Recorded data
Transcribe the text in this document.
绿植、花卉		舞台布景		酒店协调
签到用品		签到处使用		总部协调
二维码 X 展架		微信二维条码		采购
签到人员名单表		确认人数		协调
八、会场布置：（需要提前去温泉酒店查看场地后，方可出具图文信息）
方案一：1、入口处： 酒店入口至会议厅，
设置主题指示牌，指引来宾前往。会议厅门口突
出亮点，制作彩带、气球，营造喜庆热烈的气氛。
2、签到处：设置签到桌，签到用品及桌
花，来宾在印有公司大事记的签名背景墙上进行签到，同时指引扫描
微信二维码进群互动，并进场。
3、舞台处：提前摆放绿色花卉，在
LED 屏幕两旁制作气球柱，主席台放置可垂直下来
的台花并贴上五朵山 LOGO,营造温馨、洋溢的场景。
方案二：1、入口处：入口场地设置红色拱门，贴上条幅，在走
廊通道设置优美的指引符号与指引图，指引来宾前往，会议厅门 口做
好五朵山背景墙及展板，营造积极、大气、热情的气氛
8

◆ **Instructions to follow**
Copy all lines from the data that hold the word "指引来宾前往".

◆ **Answer to this problem**
设置主题指示牌，指引来宾前往。会议厅门口突
廊通道设置优美的指引符号与指引图，指引来宾前往，会议厅门 口做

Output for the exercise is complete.